- [Textabschnitt]
----

Trotz aller Gemeinsamkeiten besteht ein fundamentaler Unterschied zwischen dem damaligen und dem heutigen Währungssystem: Das heutige Modell ermöglicht eine höhere Verschuldung und dadurch eine Verlängerung des aktuellen Zyklus, da die Geldmenge nicht mehr durch einen physischen Wert begrenzt ist. Dies bringt schwerwiegende indirekte Folgen mit sich (zunehmende Unterschiede in der Wohlstandsverteilung, soziale und gesellschaftliche Spannungen etc.)

Wenngleich die Gefahr einer neuen Französischen Revolution und sozialer Umwälzungen niemals ausgeschlossen werden kann, gestaltet sich die Situation heute im Zuge der Hyper-Digitalisierung komplexer.

Im Anschluss an die Gesundheitskrise, als die Verschuldung abrupt in die Höhe geschnellt war, haben mehrere Think-Tanks einen teilweisen Schuldenerlass vorgeschlagen. Es wurde vor allem die Idee diskutiert, die Schulden zu annullieren, die die Zentralbank zwischen 2020 und 2022 aufgekauft hatte, und die der Staat zurückzahlen muss (was letztlich darauf hinausläuft, dass der Staat sich selbst bezahlt, da die Notenbank eine öffentliche Einrichtung ist… Im Falle eines Schuldenerlasses oder -schnitts würden die Zahlungen allerdings reinvestiert und nicht „gestrichen“). Doch dieser Vorschlag blieb wirkungslos, nachdem die Notenbanker ihn als „undenkbar“ abqualifiziert hatten. Dabei wurde diese Lösung wiederholt angewendet, sei es vor 3000 Jahren in Mesopotamien oder in jüngerer Vergangenheit in verschiedenen Staaten (USA, Mexiko, Venezuela etc.) Deutschland griff allein im vergangenen Jahrhundert auf zwei Schuldenstreichungen zurück: Eine Schuldenerleichterung im Jahr 1918 und einen Schuldenschnitt von 60 % im Jahr 1953. Beide Male fiel dieser Beschluss, sowie die Streichung der französischen Schulden 1797, nach dem Ende eines entsetzlichen Krieges… Vielleicht wird es auch dieses Mal wieder so kommen. 

 

Sich die Geschichte immer zweimal ereignet, „das erste Mal als Tragödie, das zweite Mal als Farce.

----

- [Daten zur Erkennung des Dokumentlayouts]
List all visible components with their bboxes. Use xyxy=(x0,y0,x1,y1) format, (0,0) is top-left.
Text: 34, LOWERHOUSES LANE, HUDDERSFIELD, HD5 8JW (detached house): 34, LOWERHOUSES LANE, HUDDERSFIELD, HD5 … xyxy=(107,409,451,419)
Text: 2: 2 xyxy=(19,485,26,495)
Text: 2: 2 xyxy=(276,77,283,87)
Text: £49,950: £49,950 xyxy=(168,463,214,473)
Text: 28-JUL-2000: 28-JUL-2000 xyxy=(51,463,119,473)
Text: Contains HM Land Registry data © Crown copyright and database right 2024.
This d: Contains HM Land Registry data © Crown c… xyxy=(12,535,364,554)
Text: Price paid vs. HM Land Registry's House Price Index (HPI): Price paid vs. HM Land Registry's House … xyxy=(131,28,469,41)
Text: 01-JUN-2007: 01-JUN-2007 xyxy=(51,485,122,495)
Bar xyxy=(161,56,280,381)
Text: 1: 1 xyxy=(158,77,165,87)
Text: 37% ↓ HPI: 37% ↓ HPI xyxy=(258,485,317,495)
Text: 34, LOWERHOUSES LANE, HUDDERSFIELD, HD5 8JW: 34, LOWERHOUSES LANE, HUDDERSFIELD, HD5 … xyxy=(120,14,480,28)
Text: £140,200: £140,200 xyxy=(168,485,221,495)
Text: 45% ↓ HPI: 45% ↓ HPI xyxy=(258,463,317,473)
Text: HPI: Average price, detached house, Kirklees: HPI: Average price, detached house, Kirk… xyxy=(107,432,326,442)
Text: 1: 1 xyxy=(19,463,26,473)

----

- [Ziel der Aufgabe] Schreiben Sie den Text über Staatsverschuldung und Schuldenerlasse im Anschluss an seinen letzten Satz weiter.

- [Schriftliche Antwort]
Karl Marx

 

Während sich der Krieg in der Ukraine fortsetzt und die sozialen Spannungen in den betroffenen Ländern zunehmen, bleibt die Lösung, einen Teil der Schulden zu annullieren, heute aktueller denn je. Auf diese Weise ließe sich verhindern, dass sich neue soziale Folgen zu den bestehenden Problemen hinzugesellen (geopolitische Konflikte, Ungleichheit…). Zudem würden die öffentlichen Finanzen entlastet. Doch diese Lösung hätte nur dann eine langfristige Wirkung, wenn anschließend ein neues Währungssystem eingeführt würde, das die Zyklen abschafft.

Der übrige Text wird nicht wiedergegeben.